**PROBLEM TO SOLVE**
Print out each entry below exactly, please.

**RECORDS SUPPLIED**
----------
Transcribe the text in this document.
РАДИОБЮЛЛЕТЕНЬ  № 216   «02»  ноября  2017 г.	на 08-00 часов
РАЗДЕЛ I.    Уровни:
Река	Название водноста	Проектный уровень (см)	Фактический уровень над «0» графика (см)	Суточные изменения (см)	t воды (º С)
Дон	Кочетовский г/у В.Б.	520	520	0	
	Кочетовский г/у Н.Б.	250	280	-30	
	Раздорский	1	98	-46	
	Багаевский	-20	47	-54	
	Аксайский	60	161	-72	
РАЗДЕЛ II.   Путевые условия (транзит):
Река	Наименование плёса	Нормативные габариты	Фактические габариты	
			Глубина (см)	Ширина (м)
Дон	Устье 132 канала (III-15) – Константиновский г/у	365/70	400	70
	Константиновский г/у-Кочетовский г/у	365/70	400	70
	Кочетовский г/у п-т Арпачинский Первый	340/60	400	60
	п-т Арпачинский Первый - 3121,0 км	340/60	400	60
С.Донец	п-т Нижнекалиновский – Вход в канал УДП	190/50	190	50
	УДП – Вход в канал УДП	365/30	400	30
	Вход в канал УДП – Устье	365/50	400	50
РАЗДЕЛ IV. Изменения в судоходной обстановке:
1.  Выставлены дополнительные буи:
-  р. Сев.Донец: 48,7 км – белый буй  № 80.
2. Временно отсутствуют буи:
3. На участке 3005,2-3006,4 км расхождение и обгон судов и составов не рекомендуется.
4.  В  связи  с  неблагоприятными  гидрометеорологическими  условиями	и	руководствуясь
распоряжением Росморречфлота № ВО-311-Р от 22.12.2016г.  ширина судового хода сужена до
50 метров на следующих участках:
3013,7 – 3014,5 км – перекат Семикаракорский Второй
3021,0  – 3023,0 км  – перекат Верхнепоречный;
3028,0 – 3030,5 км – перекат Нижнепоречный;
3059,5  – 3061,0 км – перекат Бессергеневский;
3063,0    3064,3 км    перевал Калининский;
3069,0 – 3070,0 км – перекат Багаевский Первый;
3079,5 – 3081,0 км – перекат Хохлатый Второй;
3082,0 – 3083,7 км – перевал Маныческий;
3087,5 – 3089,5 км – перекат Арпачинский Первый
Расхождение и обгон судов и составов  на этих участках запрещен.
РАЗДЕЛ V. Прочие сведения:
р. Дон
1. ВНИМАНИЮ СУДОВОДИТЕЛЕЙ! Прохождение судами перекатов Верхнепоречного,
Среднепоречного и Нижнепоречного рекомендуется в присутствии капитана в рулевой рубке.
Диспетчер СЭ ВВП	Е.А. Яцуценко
----------
**TASK RESPONSE**
Transcribe the text in this document.
РАДИОБЮЛЛЕТЕНЬ  № 216   «02»  ноября  2017 г.	на 08-00 часов
РАЗДЕЛ I.    Уровни:
Река	Название водноста	Проектный уровень (см)	Фактический уровень над «0» графика (см)	Суточные изменения (см)	t воды (º С)
Дон	Кочетовский г/у В.Б.	520	520	0	
	Кочетовский г/у Н.Б.	250	280	-30	
	Раздорский	1	98	-46	
	Багаевский	-20	47	-54	
	Аксайский	60	161	-72	
РАЗДЕЛ II.   Путевые условия (транзит):
Река	Наименование плёса	Нормативные габариты	Фактические габариты	
			Глубина (см)	Ширина (м)
Дон	Устье 132 канала (III-15) – Константиновский г/у	365/70	400	70
	Константиновский г/у-Кочетовский г/у	365/70	400	70
	Кочетовский г/у п-т Арпачинский Первый	340/60	400	60
	п-т Арпачинский Первый - 3121,0 км	340/60	400	60
С.Донец	п-т Нижнекалиновский – Вход в канал УДП	190/50	190	50
	УДП – Вход в канал УДП	365/30	400	30
	Вход в канал УДП – Устье	365/50	400	50
РАЗДЕЛ IV. Изменения в судоходной обстановке:
1.  Выставлены дополнительные буи:
-  р. Сев.Донец: 48,7 км – белый буй  № 80.
2. Временно отсутствуют буи:
3. На участке 3005,2-3006,4 км расхождение и обгон судов и составов не рекомендуется.
4.  В  связи  с  неблагоприятными  гидрометеорологическими  условиями	и	руководствуясь
распоряжением Росморречфлота № ВО-311-Р от 22.12.2016г.  ширина судового хода сужена до
50 метров на следующих участках:
3013,7 – 3014,5 км – перекат Семикаракорский Второй
3021,0  – 3023,0 км  – перекат Верхнепоречный;
3028,0 – 3030,5 км – перекат Нижнепоречный;
3059,5  – 3061,0 км – перекат Бессергеневский;
3063,0    3064,3 км    перевал Калининский;
3069,0 – 3070,0 км – перекат Багаевский Первый;
3079,5 – 3081,0 км – перекат Хохлатый Второй;
3082,0 – 3083,7 км – перевал Маныческий;
3087,5 – 3089,5 км – перекат Арпачинский Первый
Расхождение и обгон судов и составов  на этих участках запрещен.
РАЗДЕЛ V. Прочие сведения:
р. Дон
1. ВНИМАНИЮ СУДОВОДИТЕЛЕЙ! Прохождение судами перекатов Верхнепоречного,
Среднепоречного и Нижнепоречного рекомендуется в присутствии капитана в рулевой рубке.
Диспетчер СЭ ВВП	Е.А. Яцуценко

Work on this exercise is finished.